--- Data to use ---
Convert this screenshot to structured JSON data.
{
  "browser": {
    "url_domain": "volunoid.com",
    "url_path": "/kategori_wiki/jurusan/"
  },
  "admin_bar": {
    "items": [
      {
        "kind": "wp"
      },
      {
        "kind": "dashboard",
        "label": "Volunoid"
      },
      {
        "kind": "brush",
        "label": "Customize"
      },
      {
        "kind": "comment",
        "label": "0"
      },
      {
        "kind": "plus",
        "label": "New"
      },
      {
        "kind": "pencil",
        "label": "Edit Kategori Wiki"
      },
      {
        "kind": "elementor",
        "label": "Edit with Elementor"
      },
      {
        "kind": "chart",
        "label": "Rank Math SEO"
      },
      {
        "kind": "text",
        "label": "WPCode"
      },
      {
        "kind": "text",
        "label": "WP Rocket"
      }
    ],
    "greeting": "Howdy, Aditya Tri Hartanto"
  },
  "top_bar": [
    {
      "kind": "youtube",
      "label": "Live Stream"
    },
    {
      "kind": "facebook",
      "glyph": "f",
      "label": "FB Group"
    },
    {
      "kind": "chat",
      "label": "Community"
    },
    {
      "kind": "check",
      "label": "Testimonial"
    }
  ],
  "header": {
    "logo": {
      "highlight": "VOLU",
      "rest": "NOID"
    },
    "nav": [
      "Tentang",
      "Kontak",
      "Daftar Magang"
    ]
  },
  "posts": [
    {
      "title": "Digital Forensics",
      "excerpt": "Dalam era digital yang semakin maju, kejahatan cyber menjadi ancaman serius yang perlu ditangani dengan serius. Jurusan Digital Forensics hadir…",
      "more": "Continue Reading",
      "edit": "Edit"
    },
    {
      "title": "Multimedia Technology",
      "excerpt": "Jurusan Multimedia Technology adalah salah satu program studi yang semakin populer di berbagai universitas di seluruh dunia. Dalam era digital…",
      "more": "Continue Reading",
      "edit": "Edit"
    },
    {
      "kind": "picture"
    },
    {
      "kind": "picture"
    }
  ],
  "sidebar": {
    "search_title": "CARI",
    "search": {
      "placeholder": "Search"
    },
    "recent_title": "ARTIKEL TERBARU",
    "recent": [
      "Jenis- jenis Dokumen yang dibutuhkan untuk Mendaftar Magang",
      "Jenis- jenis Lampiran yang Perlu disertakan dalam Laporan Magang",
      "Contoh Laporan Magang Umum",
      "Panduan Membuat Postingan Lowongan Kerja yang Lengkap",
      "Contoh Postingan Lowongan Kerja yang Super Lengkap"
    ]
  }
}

--- Short task ---
Which lines in the records above contain the string "Lowongan"? Copy each one.

--- Correct result ---
      "Panduan Membuat Postingan Lowongan Kerja yang Lengkap",
      "Contoh Postingan Lowongan Kerja yang Super Lengkap"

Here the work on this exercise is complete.